**Challenge:** Quote, verbatim, all material below, without pictures.

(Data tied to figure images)
↓

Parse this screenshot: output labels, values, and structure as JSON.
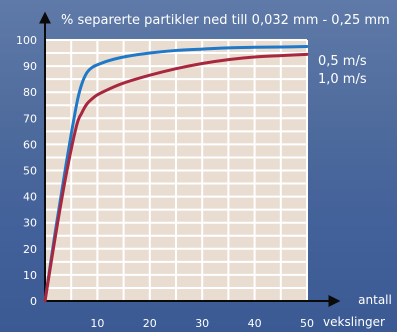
{
  "chart_data": {
    "type": "line",
    "ylabel": "% separerte partikler ned till 0,032 mm - 0,25 mm",
    "xlabel_line1": "antall",
    "xlabel_line2": "vekslinger",
    "xlim": [
      0,
      50
    ],
    "ylim": [
      0,
      100
    ],
    "x_ticks": [
      10,
      20,
      30,
      40,
      50
    ],
    "y_ticks": [
      0,
      10,
      20,
      30,
      40,
      50,
      60,
      70,
      80,
      90,
      100
    ],
    "grid": true,
    "legend_position": "right",
    "series": [
      {
        "name": "0,5 m/s",
        "color": "#1f78c8",
        "x": [
          0,
          2,
          4,
          6,
          7,
          8,
          9,
          10,
          12,
          15,
          20,
          25,
          30,
          35,
          40,
          45,
          50
        ],
        "y": [
          0,
          27,
          52,
          75,
          83,
          87.5,
          89.5,
          90.5,
          92,
          93.5,
          95,
          96,
          96.5,
          97,
          97.2,
          97.3,
          97.5
        ]
      },
      {
        "name": "1,0 m/s",
        "color": "#a8273f",
        "x": [
          0,
          2,
          4,
          6,
          7,
          8,
          9,
          10,
          12,
          15,
          20,
          25,
          30,
          35,
          40,
          45,
          50
        ],
        "y": [
          0,
          25,
          48,
          67,
          72,
          75.5,
          77.5,
          79,
          81,
          83.5,
          86.5,
          89,
          91,
          92.5,
          93.5,
          94,
          94.5
        ]
      }
    ]
  }
}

↑

**Result of the task:**
Parse this screenshot: output labels, values, and structure as JSON.
{
  "chart_data": {
    "type": "line",
    "ylabel": "% separerte partikler ned till 0,032 mm - 0,25 mm",
    "xlabel_line1": "antall",
    "xlabel_line2": "vekslinger",
    "xlim": [
      0,
      50
    ],
    "ylim": [
      0,
      100
    ],
    "x_ticks": [
      10,
      20,
      30,
      40,
      50
    ],
    "y_ticks": [
      0,
      10,
      20,
      30,
      40,
      50,
      60,
      70,
      80,
      90,
      100
    ],
    "grid": true,
    "legend_position": "right",
    "series": [
      {
        "name": "0,5 m/s",
        "color": "#1f78c8",
        "x": [
          0,
          2,
          4,
          6,
          7,
          8,
          9,
          10,
          12,
          15,
          20,
          25,
          30,
          35,
          40,
          45,
          50
        ],
        "y": [
          0,
          27,
          52,
          75,
          83,
          87.5,
          89.5,
          90.5,
          92,
          93.5,
          95,
          96,
          96.5,
          97,
          97.2,
          97.3,
          97.5
        ]
      },
      {
        "name": "1,0 m/s",
        "color": "#a8273f",
        "x": [
          0,
          2,
          4,
          6,
          7,
          8,
          9,
          10,
          12,
          15,
          20,
          25,
          30,
          35,
          40,
          45,
          50
        ],
        "y": [
          0,
          25,
          48,
          67,
          72,
          75.5,
          77.5,
          79,
          81,
          83.5,
          86.5,
          89,
          91,
          92.5,
          93.5,
          94,
          94.5
        ]
      }
    ]
  }
}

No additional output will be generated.